PROBLEM: Copy out the complete listing, word for word.

EXERCISE INPUTS:
--------------------------------------------------

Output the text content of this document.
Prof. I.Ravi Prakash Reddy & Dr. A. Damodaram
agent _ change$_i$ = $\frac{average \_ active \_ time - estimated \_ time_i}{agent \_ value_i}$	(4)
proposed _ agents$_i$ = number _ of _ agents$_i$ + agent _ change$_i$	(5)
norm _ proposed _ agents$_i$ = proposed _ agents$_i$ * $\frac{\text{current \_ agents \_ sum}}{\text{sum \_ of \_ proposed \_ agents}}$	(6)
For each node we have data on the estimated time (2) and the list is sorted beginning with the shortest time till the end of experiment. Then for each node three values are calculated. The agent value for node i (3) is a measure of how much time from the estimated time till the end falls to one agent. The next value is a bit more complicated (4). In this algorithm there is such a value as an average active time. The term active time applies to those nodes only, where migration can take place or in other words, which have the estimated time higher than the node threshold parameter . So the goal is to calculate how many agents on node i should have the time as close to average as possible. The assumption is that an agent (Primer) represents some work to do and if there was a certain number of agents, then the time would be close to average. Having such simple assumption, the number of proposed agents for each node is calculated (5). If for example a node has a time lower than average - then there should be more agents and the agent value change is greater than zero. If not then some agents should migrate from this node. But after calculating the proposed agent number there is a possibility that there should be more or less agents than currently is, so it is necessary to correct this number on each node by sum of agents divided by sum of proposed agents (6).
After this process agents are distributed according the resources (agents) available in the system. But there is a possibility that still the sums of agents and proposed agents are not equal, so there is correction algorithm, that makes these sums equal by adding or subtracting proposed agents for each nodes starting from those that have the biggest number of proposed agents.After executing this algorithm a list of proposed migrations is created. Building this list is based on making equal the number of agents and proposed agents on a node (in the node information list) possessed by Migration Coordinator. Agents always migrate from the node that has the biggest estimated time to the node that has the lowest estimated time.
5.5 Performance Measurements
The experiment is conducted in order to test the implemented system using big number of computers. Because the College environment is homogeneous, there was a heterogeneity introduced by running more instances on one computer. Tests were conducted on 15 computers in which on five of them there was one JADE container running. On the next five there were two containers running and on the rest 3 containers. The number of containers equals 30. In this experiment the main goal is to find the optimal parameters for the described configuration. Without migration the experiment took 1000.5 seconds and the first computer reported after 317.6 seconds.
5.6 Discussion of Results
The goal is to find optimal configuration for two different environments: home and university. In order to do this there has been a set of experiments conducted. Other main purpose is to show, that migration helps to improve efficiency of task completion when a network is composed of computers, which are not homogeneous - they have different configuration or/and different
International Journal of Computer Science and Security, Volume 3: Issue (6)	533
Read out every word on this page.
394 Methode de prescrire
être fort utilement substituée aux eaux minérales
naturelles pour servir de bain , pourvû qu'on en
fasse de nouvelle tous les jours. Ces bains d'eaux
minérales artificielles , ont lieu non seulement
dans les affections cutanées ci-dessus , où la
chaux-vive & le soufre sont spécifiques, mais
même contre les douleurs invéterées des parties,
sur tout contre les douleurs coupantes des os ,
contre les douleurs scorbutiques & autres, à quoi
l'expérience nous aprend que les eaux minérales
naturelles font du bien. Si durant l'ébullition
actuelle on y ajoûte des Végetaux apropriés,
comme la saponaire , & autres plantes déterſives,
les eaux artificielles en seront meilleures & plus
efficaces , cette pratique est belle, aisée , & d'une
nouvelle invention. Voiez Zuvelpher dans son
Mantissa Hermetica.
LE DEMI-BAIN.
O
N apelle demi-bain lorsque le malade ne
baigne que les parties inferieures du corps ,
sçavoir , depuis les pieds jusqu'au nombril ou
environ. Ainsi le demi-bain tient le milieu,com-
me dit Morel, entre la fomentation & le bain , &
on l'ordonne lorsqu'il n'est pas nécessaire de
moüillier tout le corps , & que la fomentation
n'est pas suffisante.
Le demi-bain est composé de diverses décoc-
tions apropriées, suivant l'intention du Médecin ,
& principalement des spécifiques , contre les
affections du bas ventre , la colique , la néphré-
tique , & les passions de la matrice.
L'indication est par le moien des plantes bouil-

--------------------------------------------------

CORRECT RESULT:
Output the text content of this document.
Prof. I.Ravi Prakash Reddy & Dr. A. Damodaram
agent _ change$_i$ = $\frac{average \_ active \_ time - estimated \_ time_i}{agent \_ value_i}$	(4)
proposed _ agents$_i$ = number _ of _ agents$_i$ + agent _ change$_i$	(5)
norm _ proposed _ agents$_i$ = proposed _ agents$_i$ * $\frac{\text{current \_ agents \_ sum}}{\text{sum \_ of \_ proposed \_ agents}}$	(6)
For each node we have data on the estimated time (2) and the list is sorted beginning with the shortest time till the end of experiment. Then for each node three values are calculated. The agent value for node i (3) is a measure of how much time from the estimated time till the end falls to one agent. The next value is a bit more complicated (4). In this algorithm there is such a value as an average active time. The term active time applies to those nodes only, where migration can take place or in other words, which have the estimated time higher than the node threshold parameter . So the goal is to calculate how many agents on node i should have the time as close to average as possible. The assumption is that an agent (Primer) represents some work to do and if there was a certain number of agents, then the time would be close to average. Having such simple assumption, the number of proposed agents for each node is calculated (5). If for example a node has a time lower than average - then there should be more agents and the agent value change is greater than zero. If not then some agents should migrate from this node. But after calculating the proposed agent number there is a possibility that there should be more or less agents than currently is, so it is necessary to correct this number on each node by sum of agents divided by sum of proposed agents (6).
After this process agents are distributed according the resources (agents) available in the system. But there is a possibility that still the sums of agents and proposed agents are not equal, so there is correction algorithm, that makes these sums equal by adding or subtracting proposed agents for each nodes starting from those that have the biggest number of proposed agents.After executing this algorithm a list of proposed migrations is created. Building this list is based on making equal the number of agents and proposed agents on a node (in the node information list) possessed by Migration Coordinator. Agents always migrate from the node that has the biggest estimated time to the node that has the lowest estimated time.
5.5 Performance Measurements
The experiment is conducted in order to test the implemented system using big number of computers. Because the College environment is homogeneous, there was a heterogeneity introduced by running more instances on one computer. Tests were conducted on 15 computers in which on five of them there was one JADE container running. On the next five there were two containers running and on the rest 3 containers. The number of containers equals 30. In this experiment the main goal is to find the optimal parameters for the described configuration. Without migration the experiment took 1000.5 seconds and the first computer reported after 317.6 seconds.
5.6 Discussion of Results
The goal is to find optimal configuration for two different environments: home and university. In order to do this there has been a set of experiments conducted. Other main purpose is to show, that migration helps to improve efficiency of task completion when a network is composed of computers, which are not homogeneous - they have different configuration or/and different
International Journal of Computer Science and Security, Volume 3: Issue (6)	533
Read out every word on this page.
394 Methode de prescrire
être fort utilement substituée aux eaux minérales
naturelles pour servir de bain , pourvû qu'on en
fasse de nouvelle tous les jours. Ces bains d'eaux
minérales artificielles , ont lieu non seulement
dans les affections cutanées ci-dessus , où la
chaux-vive & le soufre sont spécifiques, mais
même contre les douleurs invéterées des parties,
sur tout contre les douleurs coupantes des os ,
contre les douleurs scorbutiques & autres, à quoi
l'expérience nous aprend que les eaux minérales
naturelles font du bien. Si durant l'ébullition
actuelle on y ajoûte des Végetaux apropriés,
comme la saponaire , & autres plantes déterſives,
les eaux artificielles en seront meilleures & plus
efficaces , cette pratique est belle, aisée , & d'une
nouvelle invention. Voiez Zuvelpher dans son
Mantissa Hermetica.
LE DEMI-BAIN.
O
N apelle demi-bain lorsque le malade ne
baigne que les parties inferieures du corps ,
sçavoir , depuis les pieds jusqu'au nombril ou
environ. Ainsi le demi-bain tient le milieu,com-
me dit Morel, entre la fomentation & le bain , &
on l'ordonne lorsqu'il n'est pas nécessaire de
moüillier tout le corps , & que la fomentation
n'est pas suffisante.
Le demi-bain est composé de diverses décoc-
tions apropriées, suivant l'intention du Médecin ,
& principalement des spécifiques , contre les
affections du bas ventre , la colique , la néphré-
tique , & les passions de la matrice.
L'indication est par le moien des plantes bouil-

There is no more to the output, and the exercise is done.